Listed records:
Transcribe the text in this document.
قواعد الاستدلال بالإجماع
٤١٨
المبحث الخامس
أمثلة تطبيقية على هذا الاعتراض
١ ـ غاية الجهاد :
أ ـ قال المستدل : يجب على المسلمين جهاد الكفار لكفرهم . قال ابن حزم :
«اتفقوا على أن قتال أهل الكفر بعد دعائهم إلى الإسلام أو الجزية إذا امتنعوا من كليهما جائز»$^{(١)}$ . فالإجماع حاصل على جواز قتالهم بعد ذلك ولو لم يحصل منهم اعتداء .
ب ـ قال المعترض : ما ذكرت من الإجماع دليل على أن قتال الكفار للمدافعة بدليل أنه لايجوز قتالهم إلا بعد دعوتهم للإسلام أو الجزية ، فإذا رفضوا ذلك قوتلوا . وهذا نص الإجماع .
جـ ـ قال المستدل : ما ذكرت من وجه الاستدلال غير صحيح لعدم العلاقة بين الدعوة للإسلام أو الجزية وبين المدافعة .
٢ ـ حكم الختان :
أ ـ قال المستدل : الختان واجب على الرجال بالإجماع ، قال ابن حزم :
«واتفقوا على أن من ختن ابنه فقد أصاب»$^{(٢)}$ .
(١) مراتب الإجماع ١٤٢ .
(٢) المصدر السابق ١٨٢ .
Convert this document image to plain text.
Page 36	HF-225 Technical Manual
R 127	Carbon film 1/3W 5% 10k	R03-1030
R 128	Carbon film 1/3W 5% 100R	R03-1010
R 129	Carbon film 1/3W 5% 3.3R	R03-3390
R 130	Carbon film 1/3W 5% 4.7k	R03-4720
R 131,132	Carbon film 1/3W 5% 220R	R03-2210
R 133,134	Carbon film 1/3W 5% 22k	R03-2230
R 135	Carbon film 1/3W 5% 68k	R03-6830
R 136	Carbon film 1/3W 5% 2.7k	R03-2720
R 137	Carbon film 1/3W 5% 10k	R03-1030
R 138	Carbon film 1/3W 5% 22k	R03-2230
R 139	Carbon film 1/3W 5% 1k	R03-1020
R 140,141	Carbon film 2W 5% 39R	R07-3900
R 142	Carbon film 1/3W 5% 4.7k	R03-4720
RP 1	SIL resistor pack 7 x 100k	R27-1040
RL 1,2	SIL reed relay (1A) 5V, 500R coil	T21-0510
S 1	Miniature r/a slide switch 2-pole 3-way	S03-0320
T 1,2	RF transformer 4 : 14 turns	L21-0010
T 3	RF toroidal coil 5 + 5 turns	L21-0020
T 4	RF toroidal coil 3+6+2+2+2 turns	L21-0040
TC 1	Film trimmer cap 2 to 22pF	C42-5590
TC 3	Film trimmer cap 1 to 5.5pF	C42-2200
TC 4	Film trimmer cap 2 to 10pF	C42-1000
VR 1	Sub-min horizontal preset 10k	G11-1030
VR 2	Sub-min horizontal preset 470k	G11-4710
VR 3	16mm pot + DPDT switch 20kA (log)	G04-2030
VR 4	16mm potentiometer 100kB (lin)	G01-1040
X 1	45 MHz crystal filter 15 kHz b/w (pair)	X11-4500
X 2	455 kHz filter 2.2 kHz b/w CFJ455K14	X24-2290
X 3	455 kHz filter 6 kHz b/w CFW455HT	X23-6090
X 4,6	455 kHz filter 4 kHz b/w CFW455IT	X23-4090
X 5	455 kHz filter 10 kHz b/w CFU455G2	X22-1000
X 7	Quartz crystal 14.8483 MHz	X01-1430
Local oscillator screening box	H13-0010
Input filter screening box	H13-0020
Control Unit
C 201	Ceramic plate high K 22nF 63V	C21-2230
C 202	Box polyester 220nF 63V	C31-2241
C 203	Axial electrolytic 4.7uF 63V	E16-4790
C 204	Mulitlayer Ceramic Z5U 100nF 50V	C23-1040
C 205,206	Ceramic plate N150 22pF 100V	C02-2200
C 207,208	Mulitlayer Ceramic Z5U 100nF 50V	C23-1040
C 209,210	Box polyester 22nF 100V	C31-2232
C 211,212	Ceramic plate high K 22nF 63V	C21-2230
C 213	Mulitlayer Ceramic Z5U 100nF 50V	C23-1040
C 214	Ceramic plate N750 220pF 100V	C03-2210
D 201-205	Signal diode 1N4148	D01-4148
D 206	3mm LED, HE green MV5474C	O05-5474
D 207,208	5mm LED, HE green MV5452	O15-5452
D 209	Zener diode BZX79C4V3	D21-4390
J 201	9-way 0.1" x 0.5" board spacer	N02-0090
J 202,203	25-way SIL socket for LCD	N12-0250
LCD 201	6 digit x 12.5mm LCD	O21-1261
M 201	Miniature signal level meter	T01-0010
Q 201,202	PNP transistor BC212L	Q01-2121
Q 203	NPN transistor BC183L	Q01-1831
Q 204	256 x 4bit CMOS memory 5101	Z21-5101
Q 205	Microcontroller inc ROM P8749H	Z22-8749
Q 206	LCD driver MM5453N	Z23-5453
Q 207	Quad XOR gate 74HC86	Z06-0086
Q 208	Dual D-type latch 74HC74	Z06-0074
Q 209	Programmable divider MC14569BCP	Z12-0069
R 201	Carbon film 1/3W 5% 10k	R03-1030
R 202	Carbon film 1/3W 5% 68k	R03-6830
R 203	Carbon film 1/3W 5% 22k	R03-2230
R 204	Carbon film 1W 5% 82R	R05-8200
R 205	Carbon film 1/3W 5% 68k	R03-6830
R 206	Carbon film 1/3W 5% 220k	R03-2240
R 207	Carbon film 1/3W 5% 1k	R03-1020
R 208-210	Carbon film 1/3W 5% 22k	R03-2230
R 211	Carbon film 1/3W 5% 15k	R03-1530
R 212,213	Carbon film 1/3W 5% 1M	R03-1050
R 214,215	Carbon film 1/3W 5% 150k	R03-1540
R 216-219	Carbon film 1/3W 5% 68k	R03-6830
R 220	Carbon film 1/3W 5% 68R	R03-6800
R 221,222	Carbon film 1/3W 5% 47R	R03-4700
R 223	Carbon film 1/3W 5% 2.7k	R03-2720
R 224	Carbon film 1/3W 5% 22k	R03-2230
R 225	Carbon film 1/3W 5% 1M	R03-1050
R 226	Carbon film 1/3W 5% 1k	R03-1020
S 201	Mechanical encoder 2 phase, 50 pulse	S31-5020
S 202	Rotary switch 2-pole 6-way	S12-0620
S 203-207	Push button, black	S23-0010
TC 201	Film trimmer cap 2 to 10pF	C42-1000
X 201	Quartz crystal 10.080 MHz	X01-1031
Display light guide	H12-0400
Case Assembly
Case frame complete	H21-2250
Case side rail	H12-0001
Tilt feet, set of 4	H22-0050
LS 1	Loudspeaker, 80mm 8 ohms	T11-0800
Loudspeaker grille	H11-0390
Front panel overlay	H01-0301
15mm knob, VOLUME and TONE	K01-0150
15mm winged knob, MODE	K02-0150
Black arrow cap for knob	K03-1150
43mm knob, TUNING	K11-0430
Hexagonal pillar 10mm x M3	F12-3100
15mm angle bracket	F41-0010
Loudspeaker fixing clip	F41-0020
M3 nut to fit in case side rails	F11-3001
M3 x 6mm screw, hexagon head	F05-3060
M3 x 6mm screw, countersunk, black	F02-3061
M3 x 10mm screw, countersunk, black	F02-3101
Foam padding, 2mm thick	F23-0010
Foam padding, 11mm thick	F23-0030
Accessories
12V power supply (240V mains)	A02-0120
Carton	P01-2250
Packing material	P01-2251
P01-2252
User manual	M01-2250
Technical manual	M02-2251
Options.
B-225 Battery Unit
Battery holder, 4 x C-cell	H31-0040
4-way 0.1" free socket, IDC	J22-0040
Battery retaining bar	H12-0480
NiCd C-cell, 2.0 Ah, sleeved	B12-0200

Aim: Select all lines in the listing that include the word "socket".

Response to this task:
J 202,203	25-way SIL socket for LCD	N12-0250
4-way 0.1" free socket, IDC	J22-0040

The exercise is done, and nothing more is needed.